**Task brief**
Return each line containing the string "橡胶制品".

Collected data entries:
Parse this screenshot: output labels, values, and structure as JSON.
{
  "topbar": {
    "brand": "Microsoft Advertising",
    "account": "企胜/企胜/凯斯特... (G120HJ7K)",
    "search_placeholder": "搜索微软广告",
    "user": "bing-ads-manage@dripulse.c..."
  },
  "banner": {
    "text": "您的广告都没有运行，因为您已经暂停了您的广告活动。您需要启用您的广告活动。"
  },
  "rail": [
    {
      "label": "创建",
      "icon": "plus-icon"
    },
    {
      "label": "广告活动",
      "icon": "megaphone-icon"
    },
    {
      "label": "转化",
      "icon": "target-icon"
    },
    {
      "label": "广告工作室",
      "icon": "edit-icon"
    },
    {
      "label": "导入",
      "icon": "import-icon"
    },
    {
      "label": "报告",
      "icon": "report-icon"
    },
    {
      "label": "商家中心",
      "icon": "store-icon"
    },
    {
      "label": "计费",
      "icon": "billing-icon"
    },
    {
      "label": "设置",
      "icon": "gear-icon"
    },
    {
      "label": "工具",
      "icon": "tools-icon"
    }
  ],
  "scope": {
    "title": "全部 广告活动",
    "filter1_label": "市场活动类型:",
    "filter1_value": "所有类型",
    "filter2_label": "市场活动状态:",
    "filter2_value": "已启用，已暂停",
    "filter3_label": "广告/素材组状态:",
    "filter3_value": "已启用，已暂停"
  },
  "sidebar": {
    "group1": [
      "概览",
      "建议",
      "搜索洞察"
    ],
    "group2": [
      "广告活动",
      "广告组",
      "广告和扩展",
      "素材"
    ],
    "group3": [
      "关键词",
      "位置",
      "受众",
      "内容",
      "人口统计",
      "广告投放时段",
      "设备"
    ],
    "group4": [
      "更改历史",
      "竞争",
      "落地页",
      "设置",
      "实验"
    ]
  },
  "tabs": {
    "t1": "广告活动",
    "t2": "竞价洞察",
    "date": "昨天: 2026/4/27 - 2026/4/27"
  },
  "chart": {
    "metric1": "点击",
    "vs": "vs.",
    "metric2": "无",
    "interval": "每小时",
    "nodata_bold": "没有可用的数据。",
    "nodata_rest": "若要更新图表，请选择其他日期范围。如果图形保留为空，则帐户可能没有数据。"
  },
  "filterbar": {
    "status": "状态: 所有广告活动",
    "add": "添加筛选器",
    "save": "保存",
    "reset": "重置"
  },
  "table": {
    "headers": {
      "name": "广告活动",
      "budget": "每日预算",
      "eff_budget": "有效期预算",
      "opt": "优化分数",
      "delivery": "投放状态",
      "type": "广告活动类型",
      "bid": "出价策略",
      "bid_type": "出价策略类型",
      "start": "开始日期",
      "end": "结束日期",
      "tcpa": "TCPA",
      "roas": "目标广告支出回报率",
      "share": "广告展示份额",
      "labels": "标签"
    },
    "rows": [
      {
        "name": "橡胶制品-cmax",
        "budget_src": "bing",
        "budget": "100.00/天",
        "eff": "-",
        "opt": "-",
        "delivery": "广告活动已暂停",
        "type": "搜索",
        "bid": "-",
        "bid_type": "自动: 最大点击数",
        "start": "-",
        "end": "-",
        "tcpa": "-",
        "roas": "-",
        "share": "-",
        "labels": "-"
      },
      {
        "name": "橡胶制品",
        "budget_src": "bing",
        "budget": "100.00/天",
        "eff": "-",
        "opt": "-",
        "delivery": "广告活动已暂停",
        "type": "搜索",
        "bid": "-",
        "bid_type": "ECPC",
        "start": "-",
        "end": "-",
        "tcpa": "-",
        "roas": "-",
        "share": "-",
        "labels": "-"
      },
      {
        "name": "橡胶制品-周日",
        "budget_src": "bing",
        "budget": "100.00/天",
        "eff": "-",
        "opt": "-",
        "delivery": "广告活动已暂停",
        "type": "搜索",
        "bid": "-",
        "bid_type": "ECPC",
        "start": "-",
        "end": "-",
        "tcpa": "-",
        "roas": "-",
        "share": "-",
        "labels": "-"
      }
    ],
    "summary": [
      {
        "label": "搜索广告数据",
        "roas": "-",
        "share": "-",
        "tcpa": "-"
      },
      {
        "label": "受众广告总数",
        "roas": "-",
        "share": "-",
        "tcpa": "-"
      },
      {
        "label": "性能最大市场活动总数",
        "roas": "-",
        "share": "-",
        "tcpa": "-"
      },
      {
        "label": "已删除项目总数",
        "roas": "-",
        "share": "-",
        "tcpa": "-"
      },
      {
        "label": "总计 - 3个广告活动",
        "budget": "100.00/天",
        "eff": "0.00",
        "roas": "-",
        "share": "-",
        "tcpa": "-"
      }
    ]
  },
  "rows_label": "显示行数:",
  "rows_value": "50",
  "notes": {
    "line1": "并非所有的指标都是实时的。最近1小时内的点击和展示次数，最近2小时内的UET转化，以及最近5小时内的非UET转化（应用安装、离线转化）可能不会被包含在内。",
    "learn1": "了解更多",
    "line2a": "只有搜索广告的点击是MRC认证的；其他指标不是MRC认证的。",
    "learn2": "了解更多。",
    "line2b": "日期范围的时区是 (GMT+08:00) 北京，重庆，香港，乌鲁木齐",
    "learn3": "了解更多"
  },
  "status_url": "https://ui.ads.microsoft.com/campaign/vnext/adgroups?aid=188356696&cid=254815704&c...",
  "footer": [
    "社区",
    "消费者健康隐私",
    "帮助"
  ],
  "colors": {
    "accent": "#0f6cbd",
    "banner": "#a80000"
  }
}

**Written response**
        "name": "橡胶制品-cmax",
        "name": "橡胶制品",
        "name": "橡胶制品-周日",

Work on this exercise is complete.